__What you need to do__: Reproduce the listing below line for line, with no change to any character.
---
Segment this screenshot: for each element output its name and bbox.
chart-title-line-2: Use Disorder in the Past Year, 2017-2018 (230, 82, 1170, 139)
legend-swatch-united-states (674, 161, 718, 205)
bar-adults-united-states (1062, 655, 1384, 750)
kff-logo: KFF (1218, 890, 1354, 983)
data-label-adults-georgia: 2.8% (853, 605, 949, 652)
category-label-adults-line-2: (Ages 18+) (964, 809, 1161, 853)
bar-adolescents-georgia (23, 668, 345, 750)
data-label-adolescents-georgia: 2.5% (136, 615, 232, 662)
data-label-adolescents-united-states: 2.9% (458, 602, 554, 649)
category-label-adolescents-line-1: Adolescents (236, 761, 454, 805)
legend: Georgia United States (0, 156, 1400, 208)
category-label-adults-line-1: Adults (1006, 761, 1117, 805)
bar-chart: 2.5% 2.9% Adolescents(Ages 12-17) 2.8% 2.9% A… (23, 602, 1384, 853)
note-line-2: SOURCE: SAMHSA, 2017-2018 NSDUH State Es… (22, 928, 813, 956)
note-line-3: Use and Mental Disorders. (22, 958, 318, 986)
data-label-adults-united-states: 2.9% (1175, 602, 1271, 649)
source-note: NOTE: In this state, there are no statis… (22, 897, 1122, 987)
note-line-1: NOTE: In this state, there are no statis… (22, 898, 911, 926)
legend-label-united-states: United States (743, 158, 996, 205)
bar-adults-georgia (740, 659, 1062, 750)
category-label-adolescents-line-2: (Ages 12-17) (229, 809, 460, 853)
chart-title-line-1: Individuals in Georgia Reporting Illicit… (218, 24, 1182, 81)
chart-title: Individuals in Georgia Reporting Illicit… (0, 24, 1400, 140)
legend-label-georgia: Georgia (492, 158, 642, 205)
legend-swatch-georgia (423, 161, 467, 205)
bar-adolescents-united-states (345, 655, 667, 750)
---
__Written response__:
Segment this screenshot: for each element output its name and bbox.
chart-title-line-2: Use Disorder in the Past Year, 2017-2018 (230, 82, 1170, 139)
legend-swatch-united-states (674, 161, 718, 205)
bar-adults-united-states (1062, 655, 1384, 750)
kff-logo: KFF (1218, 890, 1354, 983)
data-label-adults-georgia: 2.8% (853, 605, 949, 652)
category-label-adults-line-2: (Ages 18+) (964, 809, 1161, 853)
bar-adolescents-georgia (23, 668, 345, 750)
data-label-adolescents-georgia: 2.5% (136, 615, 232, 662)
data-label-adolescents-united-states: 2.9% (458, 602, 554, 649)
category-label-adolescents-line-1: Adolescents (236, 761, 454, 805)
legend: Georgia United States (0, 156, 1400, 208)
category-label-adults-line-1: Adults (1006, 761, 1117, 805)
bar-chart: 2.5% 2.9% Adolescents(Ages 12-17) 2.8% 2.9% A… (23, 602, 1384, 853)
note-line-2: SOURCE: SAMHSA, 2017-2018 NSDUH State Es… (22, 928, 813, 956)
note-line-3: Use and Mental Disorders. (22, 958, 318, 986)
data-label-adults-united-states: 2.9% (1175, 602, 1271, 649)
source-note: NOTE: In this state, there are no statis… (22, 897, 1122, 987)
note-line-1: NOTE: In this state, there are no statis… (22, 898, 911, 926)
legend-label-united-states: United States (743, 158, 996, 205)
bar-adults-georgia (740, 659, 1062, 750)
category-label-adolescents-line-2: (Ages 12-17) (229, 809, 460, 853)
chart-title-line-1: Individuals in Georgia Reporting Illicit… (218, 24, 1182, 81)
chart-title: Individuals in Georgia Reporting Illicit… (0, 24, 1400, 140)
legend-label-georgia: Georgia (492, 158, 642, 205)
legend-swatch-georgia (423, 161, 467, 205)
bar-adolescents-united-states (345, 655, 667, 750)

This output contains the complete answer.